---------- Input records ----------
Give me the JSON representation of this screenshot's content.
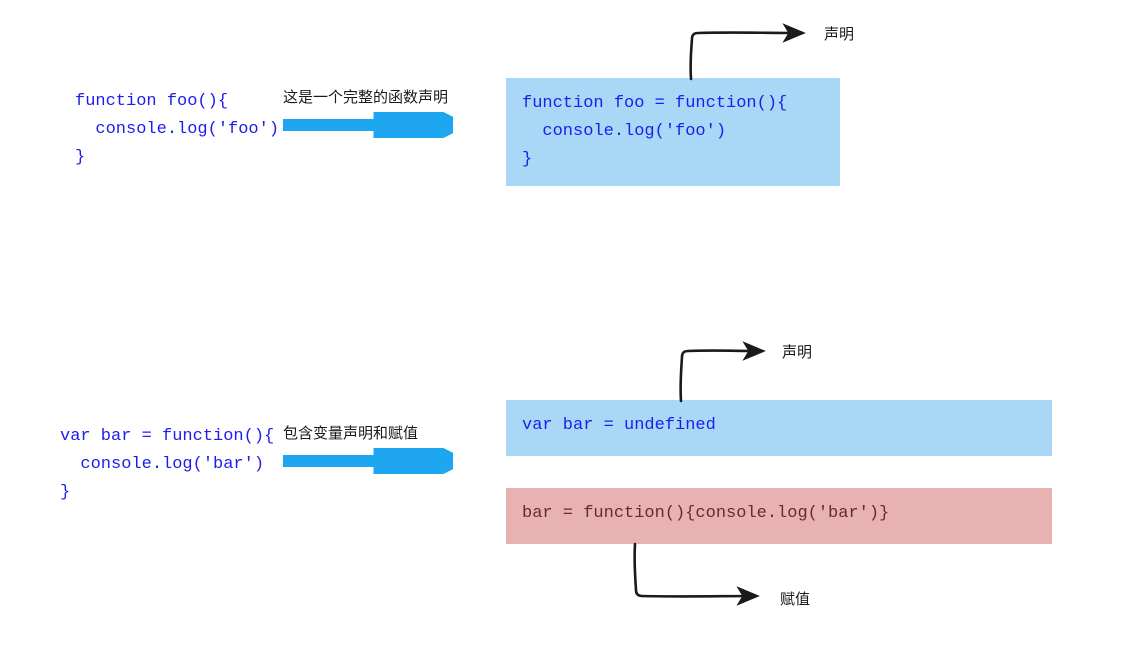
{
  "section1": {
    "left_code": "function foo(){\n  console.log('foo')\n}",
    "arrow_label": "这是一个完整的函数声明",
    "right_code": "function foo = function(){\n  console.log('foo')\n}",
    "annotation": "声明"
  },
  "section2": {
    "left_code": "var bar = function(){\n  console.log('bar')\n}",
    "arrow_label": "包含变量声明和赋值",
    "right_code_top": "var bar = undefined",
    "right_code_bottom": "bar = function(){console.log('bar')}",
    "annotation_top": "声明",
    "annotation_bottom": "赋值"
  },
  "colors": {
    "code": "#1d1ded",
    "arrow_blue": "#1ea7f0",
    "box_blue": "#a8d8f5",
    "box_red": "#e8b2b2",
    "text_red": "#6b2a2a",
    "sketchy": "#1a1a1a"
  }
}
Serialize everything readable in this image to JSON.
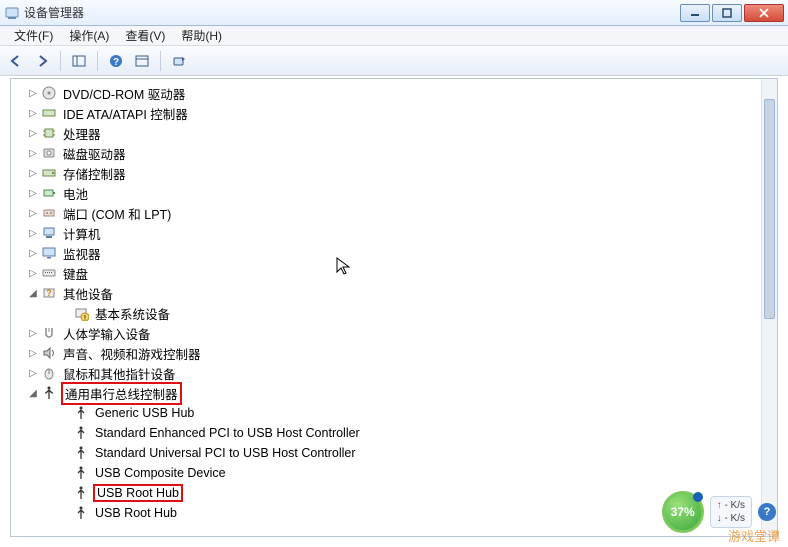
{
  "window": {
    "title": "设备管理器"
  },
  "menubar": [
    "文件(F)",
    "操作(A)",
    "查看(V)",
    "帮助(H)"
  ],
  "tree": {
    "dvd": {
      "label": "DVD/CD-ROM 驱动器"
    },
    "ide": {
      "label": "IDE ATA/ATAPI 控制器"
    },
    "cpu": {
      "label": "处理器"
    },
    "disk": {
      "label": "磁盘驱动器"
    },
    "storage": {
      "label": "存储控制器"
    },
    "battery": {
      "label": "电池"
    },
    "ports": {
      "label": "端口 (COM 和 LPT)"
    },
    "computer": {
      "label": "计算机"
    },
    "monitor": {
      "label": "监视器"
    },
    "keyboard": {
      "label": "键盘"
    },
    "other": {
      "label": "其他设备",
      "child": {
        "label": "基本系统设备"
      }
    },
    "hid": {
      "label": "人体学输入设备"
    },
    "sound": {
      "label": "声音、视频和游戏控制器"
    },
    "mouse": {
      "label": "鼠标和其他指针设备"
    },
    "usb": {
      "label": "通用串行总线控制器",
      "children": [
        "Generic USB Hub",
        "Standard Enhanced PCI to USB Host Controller",
        "Standard Universal PCI to USB Host Controller",
        "USB Composite Device",
        "USB Root Hub",
        "USB Root Hub"
      ]
    }
  },
  "highlight": {
    "category_index": "usb",
    "child_index": 4
  },
  "net": {
    "pct": "37%",
    "up": "- K/s",
    "down": "- K/s"
  },
  "watermark": "游戏堂谭"
}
----------
Transcribe all the records above word for word, without their images.

## Solution to this problem
Give me the JSON representation of this screenshot's content.
{
  "section1": {
    "left_code": "function foo(){\n  console.log('foo')\n}",
    "arrow_label": "这是一个完整的函数声明",
    "right_code": "function foo = function(){\n  console.log('foo')\n}",
    "annotation": "声明"
  },
  "section2": {
    "left_code": "var bar = function(){\n  console.log('bar')\n}",
    "arrow_label": "包含变量声明和赋值",
    "right_code_top": "var bar = undefined",
    "right_code_bottom": "bar = function(){console.log('bar')}",
    "annotation_top": "声明",
    "annotation_bottom": "赋值"
  },
  "colors": {
    "code": "#1d1ded",
    "arrow_blue": "#1ea7f0",
    "box_blue": "#a8d8f5",
    "box_red": "#e8b2b2",
    "text_red": "#6b2a2a",
    "sketchy": "#1a1a1a"
  }
}
Serialize everything readable in this image to JSON.
{
  "window": {
    "title": "设备管理器"
  },
  "menubar": [
    "文件(F)",
    "操作(A)",
    "查看(V)",
    "帮助(H)"
  ],
  "tree": {
    "dvd": {
      "label": "DVD/CD-ROM 驱动器"
    },
    "ide": {
      "label": "IDE ATA/ATAPI 控制器"
    },
    "cpu": {
      "label": "处理器"
    },
    "disk": {
      "label": "磁盘驱动器"
    },
    "storage": {
      "label": "存储控制器"
    },
    "battery": {
      "label": "电池"
    },
    "ports": {
      "label": "端口 (COM 和 LPT)"
    },
    "computer": {
      "label": "计算机"
    },
    "monitor": {
      "label": "监视器"
    },
    "keyboard": {
      "label": "键盘"
    },
    "other": {
      "label": "其他设备",
      "child": {
        "label": "基本系统设备"
      }
    },
    "hid": {
      "label": "人体学输入设备"
    },
    "sound": {
      "label": "声音、视频和游戏控制器"
    },
    "mouse": {
      "label": "鼠标和其他指针设备"
    },
    "usb": {
      "label": "通用串行总线控制器",
      "children": [
        "Generic USB Hub",
        "Standard Enhanced PCI to USB Host Controller",
        "Standard Universal PCI to USB Host Controller",
        "USB Composite Device",
        "USB Root Hub",
        "USB Root Hub"
      ]
    }
  },
  "highlight": {
    "category_index": "usb",
    "child_index": 4
  },
  "net": {
    "pct": "37%",
    "up": "- K/s",
    "down": "- K/s"
  },
  "watermark": "游戏堂谭"
}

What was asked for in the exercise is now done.